▸ SELECTION:

** BEGIN **

# Empire Demon



## erik12 (Mar 5, 2015)

Trying to find out more about my fathers time on Empire Demon which took part in the Normandy Landings having sailed from Belfast.My fathers discharge no is given as S5689.Would this have been a normal discharge no any help would be appreciated Glenn


----------



## Hugh MacLean (Nov 18, 2005)

Hello Glenn and welcome,



> Would this have been a normal discharge no


The answer would be no because the time period you are interested in the seaman would normally have an 'R' prefix before the number or if an older seaman just a number without a prefix. That said there were some seamen with a Dis. A number that had the 'S' prefix but not at all common.

Would you care to give your father's full name, date and place of birth?

Regards
Hugh


----------



## erik12 (Mar 5, 2015)

Hello Hugh
Many thanks for getting back to me.Just to clarify the tug that my father went to Normandy in was the Empire Meadow not the Empire Demon. My father later served in the Empire Demon in Londonderry between the years 1949 until his death in 1956.Name Robert Fisher Born 05/11/1901 Co Cavan Ireland


----------



## Hugh MacLean (Nov 18, 2005)

I don't see anything in the way of records for him in either WWI or II do you have any records such as discharge book or naval record from WWI?

EMPIRE MEADOW appears to have been involved in towing operations to Utah beach during June 1944. There is a log from July 1944 here: http://thamestugs.co.uk/EMP-JOHN;-EMP-JONATHAN;-EMP-JULIA;-EMP-LARCH;-EMP-MEADOW;.php 

Regards
Hugh


----------



## John Gillespie (Aug 27, 2007)

Hugh MacLean said:


> I don't see anything in the way of records for him in either WWI or II do you have any records such as discharge book or naval record from WWI?
> 
> EMPIRE MEADOW appears to have been involved in towing operations to Utah beach during June 1944. There is a log from July 1944 here: http://thamestugs.co.uk/EMP-JOHN;-EMP-JONATHAN;-EMP-JULIA;-EMP-LARCH;-EMP-MEADOW;.php
> 
> ...


I remember the "Empire Demon" and "Empire Fred" stationed at Londonderry in the 50's when the Royal Navy had a base there, closing down in 1970.They were Royal Fleet Auxiliary tugs. George Faughner and John Finley were the Masters. Regards


----------



## erik12 (Mar 5, 2015)

John Gillespie said:


> I remember the "Empire Demon" and "Empire Fred" stationed at Londonderry in the 50's when the Royal Navy had a base there, closing down in 1970.They were Royal Fleet Auxiliary tugs. George Faughner and John Finley were the Masters. Regards


I have a copy of the crew agreement of the Empire Demon dated 15th April 1950 The master is William Finlay and the mate is an uncle of mine William Glenn.I never knew that it was a Royal Fleet Auxiliary Tug but I should have known as I now see on the crew agreement under owner and manager His Majesty Rep.of R.F.A.Thanks for this info really appreciated.Regards


----------



## erik12 (Mar 5, 2015)

** END **

▸ TASK SET:
- a) Copy out the part of the Empire Demon thread that opens with "The answer would" and closes with "place of birth?", swapping "prefix" for "code" throughout.
- b) Continue the Empire Demon thread from its last line.

▸ EXTRACTED INFORMATION:

** BEGIN **

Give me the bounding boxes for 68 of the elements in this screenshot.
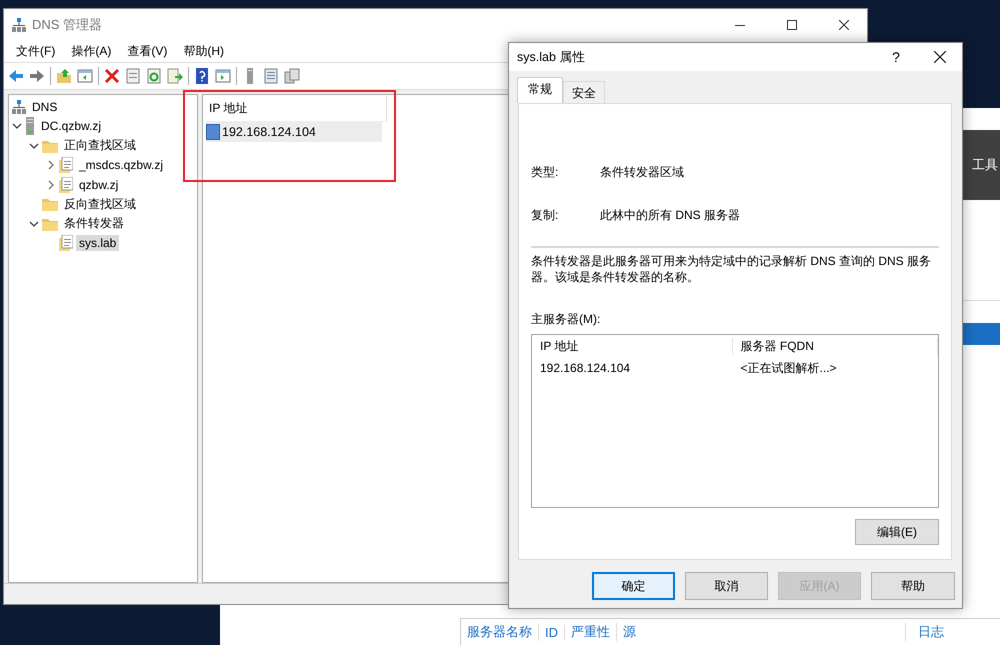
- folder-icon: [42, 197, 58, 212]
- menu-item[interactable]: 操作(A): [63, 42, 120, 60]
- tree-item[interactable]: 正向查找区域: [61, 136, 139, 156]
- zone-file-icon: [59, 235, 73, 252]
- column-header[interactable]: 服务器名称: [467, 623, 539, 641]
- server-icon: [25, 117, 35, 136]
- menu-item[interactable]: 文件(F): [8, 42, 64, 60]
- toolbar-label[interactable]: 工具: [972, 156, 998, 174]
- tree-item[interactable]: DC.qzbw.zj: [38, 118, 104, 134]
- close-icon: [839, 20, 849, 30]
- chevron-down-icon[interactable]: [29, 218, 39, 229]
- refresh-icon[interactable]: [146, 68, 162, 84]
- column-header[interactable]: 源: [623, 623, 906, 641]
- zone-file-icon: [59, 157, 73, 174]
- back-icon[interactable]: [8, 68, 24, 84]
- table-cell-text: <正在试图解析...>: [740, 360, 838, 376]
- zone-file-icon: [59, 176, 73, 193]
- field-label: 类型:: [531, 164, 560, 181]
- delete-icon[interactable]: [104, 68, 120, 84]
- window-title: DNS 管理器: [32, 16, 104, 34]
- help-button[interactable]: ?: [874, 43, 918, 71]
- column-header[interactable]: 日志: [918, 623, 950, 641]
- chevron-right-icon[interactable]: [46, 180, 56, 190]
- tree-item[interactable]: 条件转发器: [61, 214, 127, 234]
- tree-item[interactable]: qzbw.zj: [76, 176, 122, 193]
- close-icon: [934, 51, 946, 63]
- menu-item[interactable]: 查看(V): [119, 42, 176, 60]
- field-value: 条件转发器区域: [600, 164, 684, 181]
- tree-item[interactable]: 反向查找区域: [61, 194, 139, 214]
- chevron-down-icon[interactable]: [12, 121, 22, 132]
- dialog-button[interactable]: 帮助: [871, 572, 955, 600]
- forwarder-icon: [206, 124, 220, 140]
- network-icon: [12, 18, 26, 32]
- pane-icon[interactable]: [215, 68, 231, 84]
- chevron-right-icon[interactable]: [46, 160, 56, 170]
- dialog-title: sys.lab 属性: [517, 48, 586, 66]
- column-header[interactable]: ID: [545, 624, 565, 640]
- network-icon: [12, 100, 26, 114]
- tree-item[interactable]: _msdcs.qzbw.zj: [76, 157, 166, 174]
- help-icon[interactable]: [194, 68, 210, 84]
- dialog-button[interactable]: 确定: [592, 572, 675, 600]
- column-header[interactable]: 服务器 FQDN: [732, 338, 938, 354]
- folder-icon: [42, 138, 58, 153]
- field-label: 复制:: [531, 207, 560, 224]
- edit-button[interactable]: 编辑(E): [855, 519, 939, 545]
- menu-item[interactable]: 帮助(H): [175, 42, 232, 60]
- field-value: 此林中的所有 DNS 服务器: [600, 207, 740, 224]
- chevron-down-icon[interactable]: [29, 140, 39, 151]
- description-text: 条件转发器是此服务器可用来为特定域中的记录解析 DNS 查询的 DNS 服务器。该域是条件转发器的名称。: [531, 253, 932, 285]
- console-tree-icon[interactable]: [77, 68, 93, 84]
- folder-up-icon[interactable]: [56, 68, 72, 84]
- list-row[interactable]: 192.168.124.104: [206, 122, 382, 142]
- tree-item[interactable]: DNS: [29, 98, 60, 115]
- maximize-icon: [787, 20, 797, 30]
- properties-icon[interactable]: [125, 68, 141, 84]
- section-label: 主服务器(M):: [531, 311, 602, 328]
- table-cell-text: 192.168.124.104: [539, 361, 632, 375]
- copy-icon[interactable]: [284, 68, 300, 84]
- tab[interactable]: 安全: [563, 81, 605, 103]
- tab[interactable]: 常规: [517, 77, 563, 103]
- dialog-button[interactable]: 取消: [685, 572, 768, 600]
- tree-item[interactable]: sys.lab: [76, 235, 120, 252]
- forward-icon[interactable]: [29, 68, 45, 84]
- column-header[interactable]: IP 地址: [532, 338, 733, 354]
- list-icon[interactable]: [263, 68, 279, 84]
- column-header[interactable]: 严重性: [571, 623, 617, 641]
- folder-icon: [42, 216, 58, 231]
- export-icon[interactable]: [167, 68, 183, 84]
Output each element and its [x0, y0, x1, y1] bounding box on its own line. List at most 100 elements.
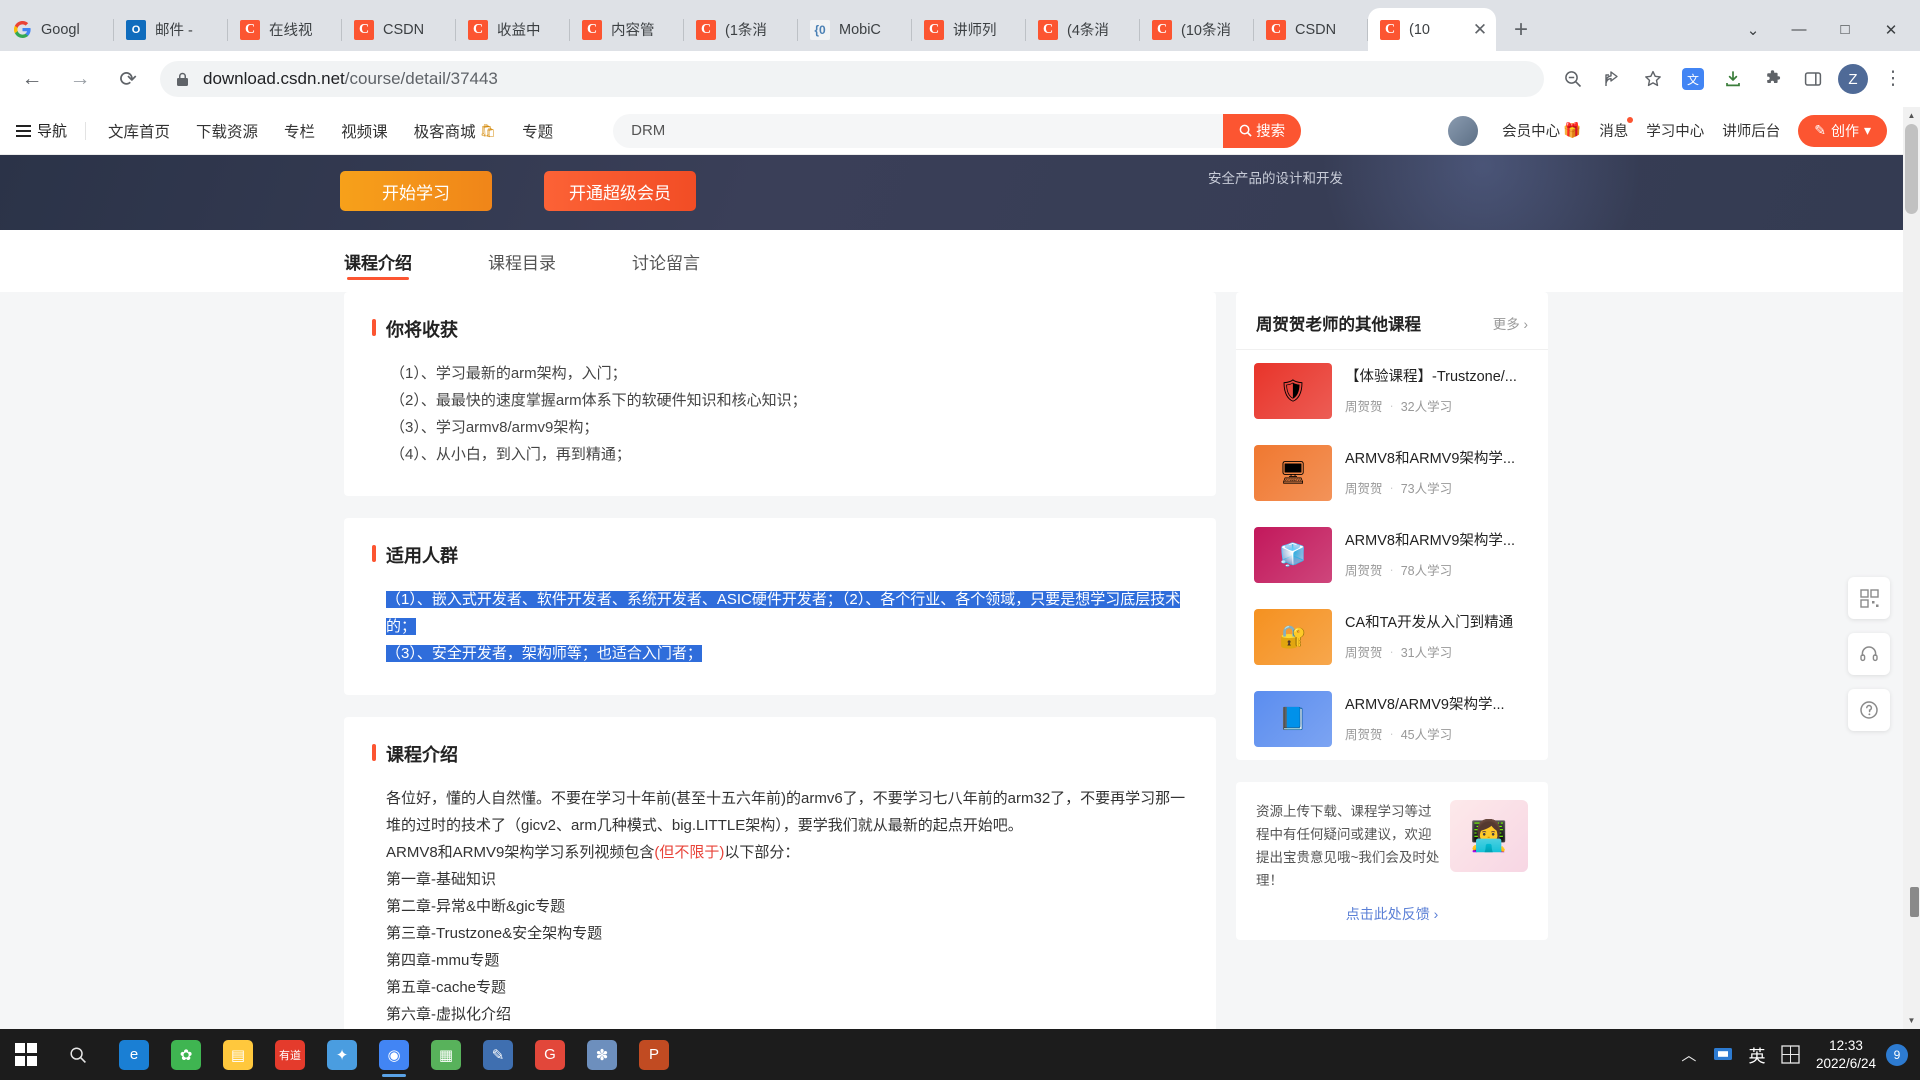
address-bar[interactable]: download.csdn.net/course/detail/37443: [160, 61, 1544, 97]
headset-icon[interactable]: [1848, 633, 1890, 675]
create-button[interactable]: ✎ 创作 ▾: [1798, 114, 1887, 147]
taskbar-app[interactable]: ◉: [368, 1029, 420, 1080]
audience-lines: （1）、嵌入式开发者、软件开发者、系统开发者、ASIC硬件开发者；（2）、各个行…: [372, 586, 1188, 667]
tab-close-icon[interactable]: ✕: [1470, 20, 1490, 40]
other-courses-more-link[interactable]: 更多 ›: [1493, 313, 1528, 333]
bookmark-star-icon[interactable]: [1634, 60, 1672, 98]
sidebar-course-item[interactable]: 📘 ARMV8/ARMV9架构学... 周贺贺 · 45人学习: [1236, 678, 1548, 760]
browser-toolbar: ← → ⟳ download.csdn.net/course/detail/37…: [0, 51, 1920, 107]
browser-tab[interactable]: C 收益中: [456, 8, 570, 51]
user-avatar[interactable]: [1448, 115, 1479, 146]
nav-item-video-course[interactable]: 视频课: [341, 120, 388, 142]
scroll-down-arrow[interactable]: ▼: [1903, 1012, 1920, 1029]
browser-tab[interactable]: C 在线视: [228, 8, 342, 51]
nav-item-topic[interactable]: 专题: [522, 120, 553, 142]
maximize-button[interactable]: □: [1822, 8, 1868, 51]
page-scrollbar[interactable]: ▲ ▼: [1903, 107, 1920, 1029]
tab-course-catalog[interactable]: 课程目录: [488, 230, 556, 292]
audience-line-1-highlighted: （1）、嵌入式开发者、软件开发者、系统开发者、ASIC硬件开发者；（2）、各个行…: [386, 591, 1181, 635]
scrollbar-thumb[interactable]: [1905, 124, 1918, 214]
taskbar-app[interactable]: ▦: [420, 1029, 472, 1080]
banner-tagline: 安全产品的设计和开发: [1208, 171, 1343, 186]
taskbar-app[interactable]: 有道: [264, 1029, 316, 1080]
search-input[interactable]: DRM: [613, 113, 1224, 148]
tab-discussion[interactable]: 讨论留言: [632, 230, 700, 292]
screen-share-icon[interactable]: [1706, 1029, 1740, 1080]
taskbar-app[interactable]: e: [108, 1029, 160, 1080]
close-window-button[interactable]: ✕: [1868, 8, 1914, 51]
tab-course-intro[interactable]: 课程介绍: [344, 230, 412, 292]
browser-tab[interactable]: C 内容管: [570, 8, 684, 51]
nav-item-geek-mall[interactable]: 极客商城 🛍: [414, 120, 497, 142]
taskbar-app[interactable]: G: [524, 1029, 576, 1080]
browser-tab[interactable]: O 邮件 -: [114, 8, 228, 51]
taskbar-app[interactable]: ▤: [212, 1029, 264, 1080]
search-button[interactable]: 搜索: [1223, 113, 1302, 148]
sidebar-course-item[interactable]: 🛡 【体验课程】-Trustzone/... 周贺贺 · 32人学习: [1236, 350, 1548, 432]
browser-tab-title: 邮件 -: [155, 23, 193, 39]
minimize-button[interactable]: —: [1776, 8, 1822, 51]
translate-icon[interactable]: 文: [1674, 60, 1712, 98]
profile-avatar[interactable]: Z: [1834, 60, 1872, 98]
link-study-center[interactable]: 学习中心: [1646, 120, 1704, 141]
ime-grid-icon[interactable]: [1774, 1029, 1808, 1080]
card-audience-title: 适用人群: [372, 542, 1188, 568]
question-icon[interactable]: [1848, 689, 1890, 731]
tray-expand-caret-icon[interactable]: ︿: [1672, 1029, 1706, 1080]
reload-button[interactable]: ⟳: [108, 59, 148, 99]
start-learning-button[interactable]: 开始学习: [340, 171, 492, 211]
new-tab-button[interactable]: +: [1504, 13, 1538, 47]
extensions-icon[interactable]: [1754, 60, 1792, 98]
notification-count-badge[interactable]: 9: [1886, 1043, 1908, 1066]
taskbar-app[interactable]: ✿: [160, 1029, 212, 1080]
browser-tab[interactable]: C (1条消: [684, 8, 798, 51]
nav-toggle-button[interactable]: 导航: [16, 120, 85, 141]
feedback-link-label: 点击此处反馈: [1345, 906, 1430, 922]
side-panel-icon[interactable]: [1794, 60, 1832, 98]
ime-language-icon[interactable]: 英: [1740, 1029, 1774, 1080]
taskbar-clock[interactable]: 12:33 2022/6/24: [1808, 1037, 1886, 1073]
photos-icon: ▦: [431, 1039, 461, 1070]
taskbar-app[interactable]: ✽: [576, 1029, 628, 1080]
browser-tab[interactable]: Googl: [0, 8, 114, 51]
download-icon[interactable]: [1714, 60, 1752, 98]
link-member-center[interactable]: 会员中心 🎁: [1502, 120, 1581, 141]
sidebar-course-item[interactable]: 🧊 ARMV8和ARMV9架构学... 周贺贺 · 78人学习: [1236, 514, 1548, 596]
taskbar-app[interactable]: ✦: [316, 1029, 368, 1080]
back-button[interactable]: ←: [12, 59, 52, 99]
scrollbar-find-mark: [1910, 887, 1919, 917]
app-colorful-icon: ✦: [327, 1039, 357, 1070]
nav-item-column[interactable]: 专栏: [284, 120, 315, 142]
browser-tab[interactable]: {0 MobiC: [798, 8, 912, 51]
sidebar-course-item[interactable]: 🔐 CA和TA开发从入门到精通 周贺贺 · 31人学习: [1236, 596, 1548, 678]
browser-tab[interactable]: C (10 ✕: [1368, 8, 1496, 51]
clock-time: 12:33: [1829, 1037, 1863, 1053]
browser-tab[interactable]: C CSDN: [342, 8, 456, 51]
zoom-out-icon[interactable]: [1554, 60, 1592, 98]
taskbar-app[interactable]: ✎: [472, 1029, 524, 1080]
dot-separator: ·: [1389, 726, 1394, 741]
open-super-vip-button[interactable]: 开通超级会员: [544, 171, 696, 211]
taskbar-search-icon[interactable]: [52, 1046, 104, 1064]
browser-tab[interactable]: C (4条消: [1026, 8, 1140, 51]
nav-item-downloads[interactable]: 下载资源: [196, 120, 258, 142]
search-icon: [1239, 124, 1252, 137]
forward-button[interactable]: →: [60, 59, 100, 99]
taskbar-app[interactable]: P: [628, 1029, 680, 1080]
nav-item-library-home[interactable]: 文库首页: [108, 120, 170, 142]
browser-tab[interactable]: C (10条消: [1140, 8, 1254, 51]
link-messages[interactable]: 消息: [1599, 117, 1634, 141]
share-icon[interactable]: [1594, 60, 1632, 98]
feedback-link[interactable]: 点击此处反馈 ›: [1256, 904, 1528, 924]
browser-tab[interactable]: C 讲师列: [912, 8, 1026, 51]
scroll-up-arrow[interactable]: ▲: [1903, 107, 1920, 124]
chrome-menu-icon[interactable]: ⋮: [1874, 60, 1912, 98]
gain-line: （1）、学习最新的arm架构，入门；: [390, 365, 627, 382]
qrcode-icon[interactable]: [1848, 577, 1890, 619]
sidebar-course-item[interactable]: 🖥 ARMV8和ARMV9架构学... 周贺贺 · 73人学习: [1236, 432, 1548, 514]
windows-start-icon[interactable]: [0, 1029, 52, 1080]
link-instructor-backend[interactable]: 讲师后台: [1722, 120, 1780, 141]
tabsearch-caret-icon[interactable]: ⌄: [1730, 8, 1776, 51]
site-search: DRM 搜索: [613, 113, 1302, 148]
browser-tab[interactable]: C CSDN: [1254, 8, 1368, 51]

** END **

▸ TASK-BY-TASK OUTPUTS:
- a)
The answer would be no because the time period you are interested in the seaman would normally have an 'R' code before the number or if an older seaman just a number without a code. That said there were some seamen with a Dis. A number that had the 'S' code but not at all common.

Would you care to give your father's full name, date and place of birth?

- b)
Hugh MacLean said:


> I don't see anything in the way of records for him in either WWI or II do you have any records such as discharge book or naval record from WWI?
> 
> EMPIRE MEADOW appears to have been involved in towing operations to Utah beach during June 1944. There is a log from July 1944 here: http://thamestugs.co.uk/EMP-JOHN;-EMP-JONATHAN;-EMP-JULIA;-EMP-LARCH;-EMP-MEADOW;.php
> 
> ...


Thanks for the info didnt realise that a log book existed for this tug at Normandy.When I got the info from the Marine and coastguard agency they stated that he did not serve on the Empire Meadow and that it was cancelled but this is incorrect as I have evidence that he did.The local Belfast Telegraph in November 1944 did a feature on the exploits of the Empire Demon and my father was in the crew.Dont know what has happened with the records.He was in WW1 serving on HMS Implacable and I have his records.He left the Royal Navy in 1919 having to come home to Ireland to attend to his parents because of the Spanish Flu Regards


----------



## Hugh MacLean (Nov 18, 2005)

There is no crew agreement for EMPIRE MEADOW for 1944 it may be in with the 1945 agreement which is held at Kew under the ship's official number, 167128, in piece *BT 381/3564* if so his name should be recorded on the Articles of Agreement.

Am getting a little confused as you are switching between EMPIRE MEADOW and EMPIRE DEMON.

Regards
Hugh


----------



## erik12 (Mar 5, 2015)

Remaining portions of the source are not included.